Where a line contains the word "velká", copy that line.

Records from a data collection:
▼
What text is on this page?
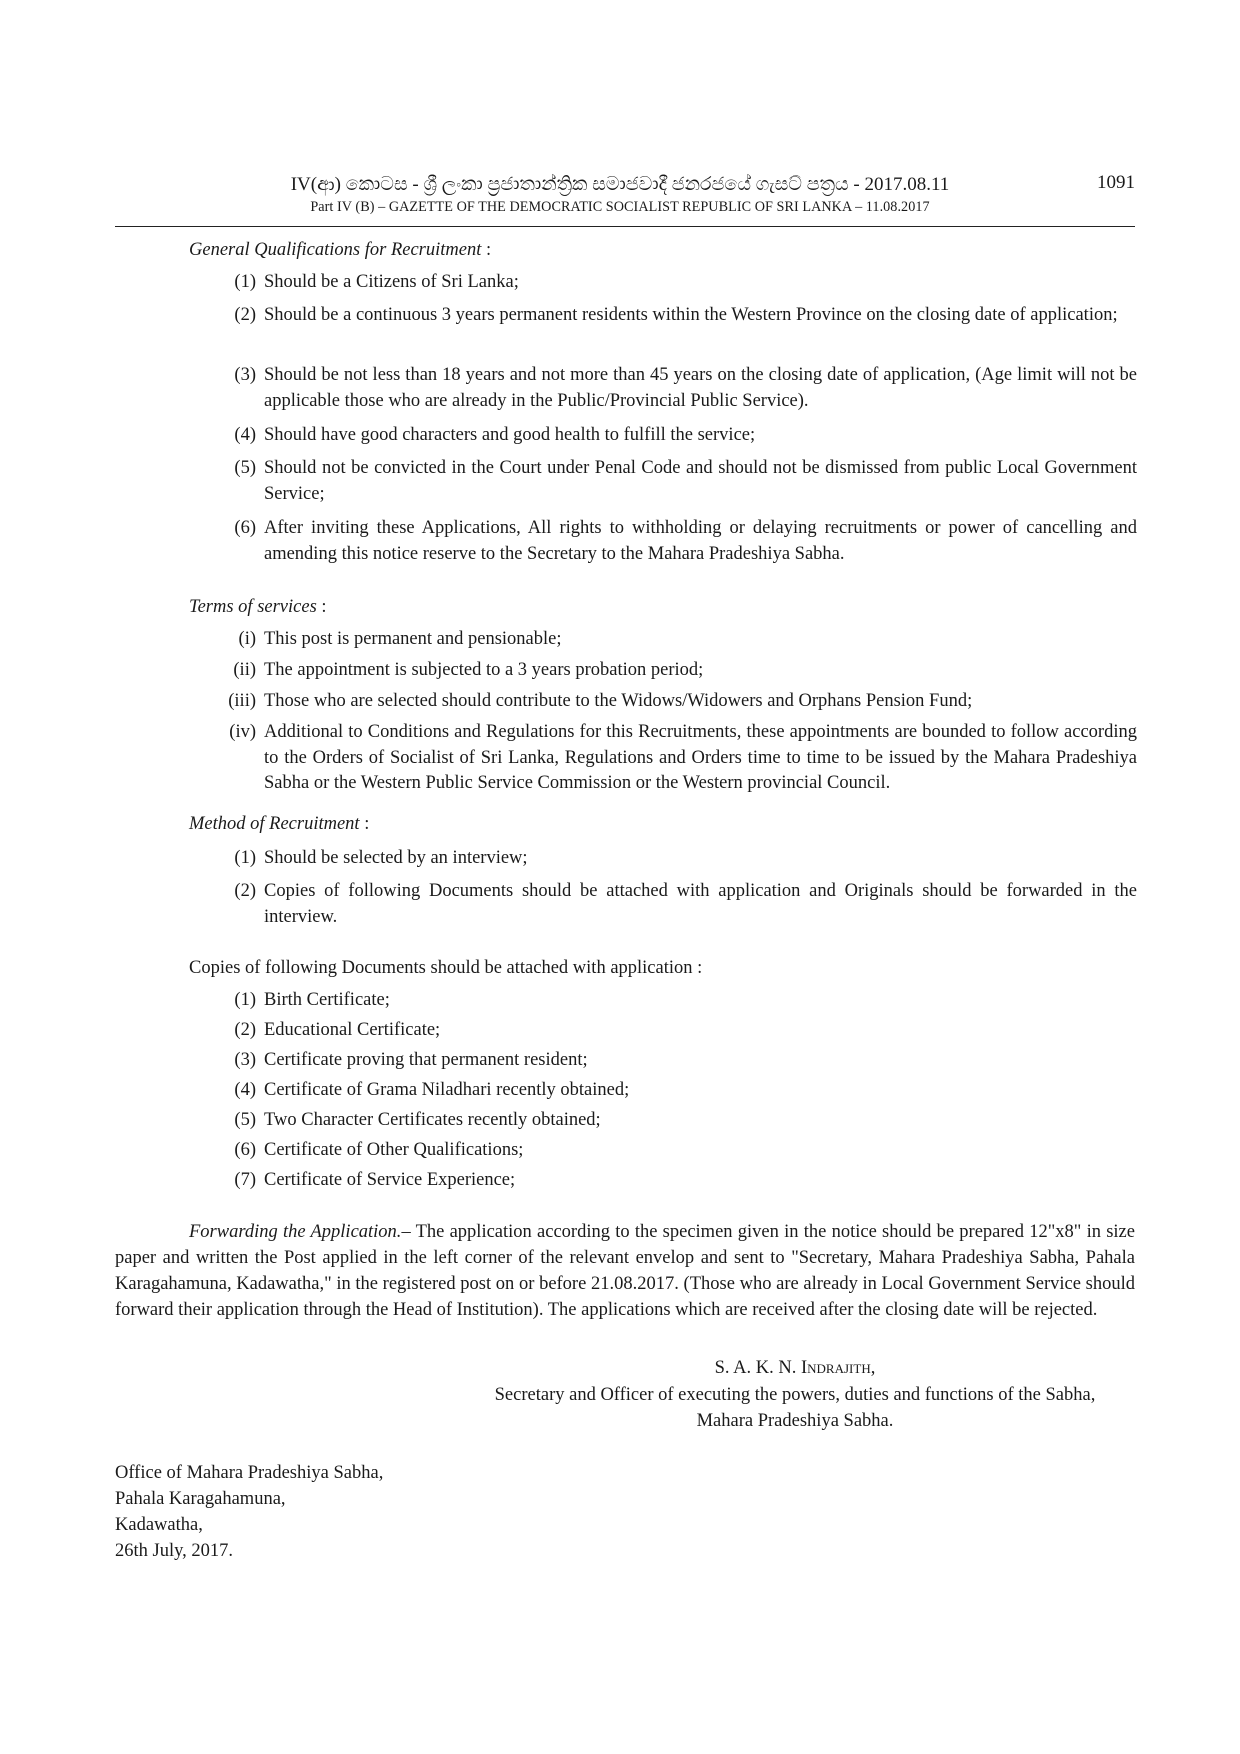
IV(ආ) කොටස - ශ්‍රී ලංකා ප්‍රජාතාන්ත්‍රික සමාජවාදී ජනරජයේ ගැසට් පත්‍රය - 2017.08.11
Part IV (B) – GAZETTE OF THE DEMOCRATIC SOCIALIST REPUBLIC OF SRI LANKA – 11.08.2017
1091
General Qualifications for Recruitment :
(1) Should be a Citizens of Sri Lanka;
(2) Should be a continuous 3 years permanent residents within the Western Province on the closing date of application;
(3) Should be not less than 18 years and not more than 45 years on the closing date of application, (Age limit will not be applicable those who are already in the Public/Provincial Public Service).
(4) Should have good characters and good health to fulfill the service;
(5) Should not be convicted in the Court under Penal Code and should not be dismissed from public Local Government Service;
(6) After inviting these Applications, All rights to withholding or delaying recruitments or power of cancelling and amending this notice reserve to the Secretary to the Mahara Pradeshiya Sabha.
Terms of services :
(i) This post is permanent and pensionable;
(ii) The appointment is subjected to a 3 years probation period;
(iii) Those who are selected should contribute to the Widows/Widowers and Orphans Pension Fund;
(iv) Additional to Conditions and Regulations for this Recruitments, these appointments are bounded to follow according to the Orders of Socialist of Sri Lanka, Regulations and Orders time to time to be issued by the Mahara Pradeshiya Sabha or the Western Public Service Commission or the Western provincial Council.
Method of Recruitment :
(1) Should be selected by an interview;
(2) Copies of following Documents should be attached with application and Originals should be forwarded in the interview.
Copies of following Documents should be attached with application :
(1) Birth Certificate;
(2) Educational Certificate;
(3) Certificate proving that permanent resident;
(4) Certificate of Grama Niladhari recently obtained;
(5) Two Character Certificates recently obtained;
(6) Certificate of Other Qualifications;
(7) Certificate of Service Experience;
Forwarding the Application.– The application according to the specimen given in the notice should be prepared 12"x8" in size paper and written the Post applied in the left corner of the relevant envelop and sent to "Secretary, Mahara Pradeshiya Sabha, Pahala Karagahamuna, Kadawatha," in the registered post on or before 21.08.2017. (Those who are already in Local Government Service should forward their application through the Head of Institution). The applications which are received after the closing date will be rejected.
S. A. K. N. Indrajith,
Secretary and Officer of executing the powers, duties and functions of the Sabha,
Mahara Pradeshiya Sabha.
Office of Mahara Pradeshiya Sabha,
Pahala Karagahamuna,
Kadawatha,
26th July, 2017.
▲
▼
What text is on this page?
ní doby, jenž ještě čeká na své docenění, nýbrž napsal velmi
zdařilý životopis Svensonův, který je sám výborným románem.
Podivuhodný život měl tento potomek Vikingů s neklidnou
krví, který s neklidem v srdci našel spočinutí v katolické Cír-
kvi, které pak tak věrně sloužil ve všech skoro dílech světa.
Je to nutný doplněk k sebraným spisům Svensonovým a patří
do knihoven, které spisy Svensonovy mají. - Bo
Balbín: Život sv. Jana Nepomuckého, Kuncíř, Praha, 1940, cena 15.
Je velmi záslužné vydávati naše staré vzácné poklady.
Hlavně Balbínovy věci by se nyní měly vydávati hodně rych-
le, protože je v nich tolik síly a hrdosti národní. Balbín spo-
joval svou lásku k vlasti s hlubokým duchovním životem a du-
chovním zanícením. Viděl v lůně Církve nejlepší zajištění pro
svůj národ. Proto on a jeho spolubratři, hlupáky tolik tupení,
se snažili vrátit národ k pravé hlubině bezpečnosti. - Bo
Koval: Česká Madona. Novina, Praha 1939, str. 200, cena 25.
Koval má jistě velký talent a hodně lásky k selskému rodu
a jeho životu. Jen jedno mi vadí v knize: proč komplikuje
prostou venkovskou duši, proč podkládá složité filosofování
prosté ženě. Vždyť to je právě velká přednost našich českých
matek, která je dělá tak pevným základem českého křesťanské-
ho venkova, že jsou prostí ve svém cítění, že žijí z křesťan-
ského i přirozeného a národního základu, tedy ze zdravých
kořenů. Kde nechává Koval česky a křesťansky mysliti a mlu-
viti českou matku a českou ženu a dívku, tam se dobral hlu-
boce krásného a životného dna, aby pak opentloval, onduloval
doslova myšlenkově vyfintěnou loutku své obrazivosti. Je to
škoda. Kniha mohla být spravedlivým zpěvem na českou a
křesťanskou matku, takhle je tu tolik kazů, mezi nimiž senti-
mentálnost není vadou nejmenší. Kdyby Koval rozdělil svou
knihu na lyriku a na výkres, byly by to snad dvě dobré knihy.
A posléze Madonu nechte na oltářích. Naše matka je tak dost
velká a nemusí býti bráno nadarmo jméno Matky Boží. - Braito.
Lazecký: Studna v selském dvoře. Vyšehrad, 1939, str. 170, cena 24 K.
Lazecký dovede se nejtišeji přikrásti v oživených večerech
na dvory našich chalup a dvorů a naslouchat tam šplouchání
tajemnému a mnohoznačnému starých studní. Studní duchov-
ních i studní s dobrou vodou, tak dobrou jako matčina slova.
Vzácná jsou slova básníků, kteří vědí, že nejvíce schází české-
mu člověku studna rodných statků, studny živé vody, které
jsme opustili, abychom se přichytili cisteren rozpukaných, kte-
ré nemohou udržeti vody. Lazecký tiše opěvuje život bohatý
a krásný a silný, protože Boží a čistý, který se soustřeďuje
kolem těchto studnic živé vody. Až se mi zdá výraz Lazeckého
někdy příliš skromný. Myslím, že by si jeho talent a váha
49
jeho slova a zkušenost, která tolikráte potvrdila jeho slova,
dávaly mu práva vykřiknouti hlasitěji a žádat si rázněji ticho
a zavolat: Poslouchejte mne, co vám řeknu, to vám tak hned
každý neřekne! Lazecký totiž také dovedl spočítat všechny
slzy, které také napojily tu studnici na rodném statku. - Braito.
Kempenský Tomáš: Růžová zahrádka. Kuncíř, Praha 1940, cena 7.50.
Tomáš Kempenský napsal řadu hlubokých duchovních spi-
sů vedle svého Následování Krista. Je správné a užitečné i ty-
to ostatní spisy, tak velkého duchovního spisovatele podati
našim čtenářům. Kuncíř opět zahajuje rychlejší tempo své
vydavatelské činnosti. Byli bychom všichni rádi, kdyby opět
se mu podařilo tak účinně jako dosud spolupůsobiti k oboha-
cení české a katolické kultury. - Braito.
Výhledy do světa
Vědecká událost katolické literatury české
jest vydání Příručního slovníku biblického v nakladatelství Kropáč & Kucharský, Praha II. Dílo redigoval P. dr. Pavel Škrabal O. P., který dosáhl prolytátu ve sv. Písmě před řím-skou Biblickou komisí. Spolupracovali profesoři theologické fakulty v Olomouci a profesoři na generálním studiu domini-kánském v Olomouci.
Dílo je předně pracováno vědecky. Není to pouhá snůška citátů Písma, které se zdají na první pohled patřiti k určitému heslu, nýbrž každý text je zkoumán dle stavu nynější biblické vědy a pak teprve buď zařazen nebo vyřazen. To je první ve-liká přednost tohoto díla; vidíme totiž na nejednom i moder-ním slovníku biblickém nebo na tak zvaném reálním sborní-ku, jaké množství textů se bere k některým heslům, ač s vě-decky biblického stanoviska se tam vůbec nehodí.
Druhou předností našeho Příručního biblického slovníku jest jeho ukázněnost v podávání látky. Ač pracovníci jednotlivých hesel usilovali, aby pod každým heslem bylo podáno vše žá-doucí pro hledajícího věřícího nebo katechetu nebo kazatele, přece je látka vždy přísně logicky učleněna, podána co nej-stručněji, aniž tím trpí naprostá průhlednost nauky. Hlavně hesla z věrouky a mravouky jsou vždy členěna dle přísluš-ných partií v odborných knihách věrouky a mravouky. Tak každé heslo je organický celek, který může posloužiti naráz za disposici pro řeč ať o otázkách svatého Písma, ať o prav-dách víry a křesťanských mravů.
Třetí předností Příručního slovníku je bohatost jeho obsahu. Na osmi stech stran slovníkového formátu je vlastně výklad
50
▲
ANSWER BELOW =>
prosté ženě. Vždyť to je právě velká přednost našich českých
velká a nemusí býti bráno nadarmo jméno Matky Boží. - Braito.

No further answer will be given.